▶ TASK OBJECTIVE
Quote every line below exactly and skip any picture.

▶ INFORMATION GIVEN
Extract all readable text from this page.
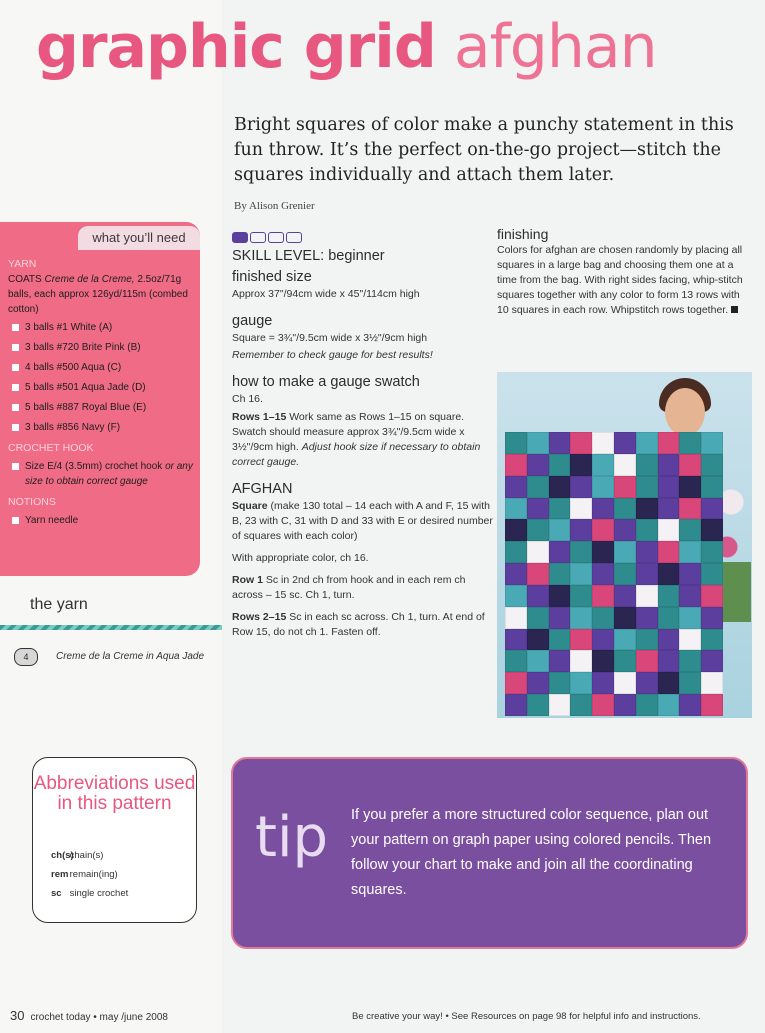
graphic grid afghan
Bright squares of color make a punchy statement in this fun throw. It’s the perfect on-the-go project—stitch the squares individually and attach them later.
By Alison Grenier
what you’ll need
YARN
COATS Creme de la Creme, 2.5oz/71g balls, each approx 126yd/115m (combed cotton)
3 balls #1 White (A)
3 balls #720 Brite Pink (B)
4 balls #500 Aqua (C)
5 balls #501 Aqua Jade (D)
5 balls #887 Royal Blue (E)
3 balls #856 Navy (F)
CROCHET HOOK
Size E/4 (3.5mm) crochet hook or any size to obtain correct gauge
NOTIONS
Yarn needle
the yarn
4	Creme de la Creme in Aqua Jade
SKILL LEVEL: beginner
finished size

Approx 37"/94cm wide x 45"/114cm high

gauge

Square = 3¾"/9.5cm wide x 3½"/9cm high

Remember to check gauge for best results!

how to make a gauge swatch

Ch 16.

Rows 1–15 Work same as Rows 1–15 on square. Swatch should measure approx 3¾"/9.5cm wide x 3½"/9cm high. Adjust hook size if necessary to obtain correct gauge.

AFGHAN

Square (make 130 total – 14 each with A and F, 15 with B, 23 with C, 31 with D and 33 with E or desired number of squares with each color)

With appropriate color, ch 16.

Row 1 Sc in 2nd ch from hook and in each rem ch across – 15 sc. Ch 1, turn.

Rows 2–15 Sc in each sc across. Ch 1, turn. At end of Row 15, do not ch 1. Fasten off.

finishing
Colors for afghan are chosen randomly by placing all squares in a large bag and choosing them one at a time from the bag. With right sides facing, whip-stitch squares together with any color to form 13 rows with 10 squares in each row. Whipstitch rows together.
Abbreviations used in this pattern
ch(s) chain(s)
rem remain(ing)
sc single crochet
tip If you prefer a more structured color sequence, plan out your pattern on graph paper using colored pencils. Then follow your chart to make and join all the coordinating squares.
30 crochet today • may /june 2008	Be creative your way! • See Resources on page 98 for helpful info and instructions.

▶ OUTPUT OF THE EXERCISE
Extract all readable text from this page.
graphic grid afghan
Bright squares of color make a punchy statement in this fun throw. It’s the perfect on-the-go project—stitch the squares individually and attach them later.
By Alison Grenier
what you’ll need
YARN
COATS Creme de la Creme, 2.5oz/71g balls, each approx 126yd/115m (combed cotton)
3 balls #1 White (A)
3 balls #720 Brite Pink (B)
4 balls #500 Aqua (C)
5 balls #501 Aqua Jade (D)
5 balls #887 Royal Blue (E)
3 balls #856 Navy (F)
CROCHET HOOK
Size E/4 (3.5mm) crochet hook or any size to obtain correct gauge
NOTIONS
Yarn needle
the yarn
4	Creme de la Creme in Aqua Jade
SKILL LEVEL: beginner
finished size

Approx 37"/94cm wide x 45"/114cm high

gauge

Square = 3¾"/9.5cm wide x 3½"/9cm high

Remember to check gauge for best results!

how to make a gauge swatch

Ch 16.

Rows 1–15 Work same as Rows 1–15 on square. Swatch should measure approx 3¾"/9.5cm wide x 3½"/9cm high. Adjust hook size if necessary to obtain correct gauge.

AFGHAN

Square (make 130 total – 14 each with A and F, 15 with B, 23 with C, 31 with D and 33 with E or desired number of squares with each color)

With appropriate color, ch 16.

Row 1 Sc in 2nd ch from hook and in each rem ch across – 15 sc. Ch 1, turn.

Rows 2–15 Sc in each sc across. Ch 1, turn. At end of Row 15, do not ch 1. Fasten off.

finishing
Colors for afghan are chosen randomly by placing all squares in a large bag and choosing them one at a time from the bag. With right sides facing, whip-stitch squares together with any color to form 13 rows with 10 squares in each row. Whipstitch rows together.
Abbreviations used in this pattern
ch(s) chain(s)
rem remain(ing)
sc single crochet
tip If you prefer a more structured color sequence, plan out your pattern on graph paper using colored pencils. Then follow your chart to make and join all the coordinating squares.
30 crochet today • may /june 2008	Be creative your way! • See Resources on page 98 for helpful info and instructions.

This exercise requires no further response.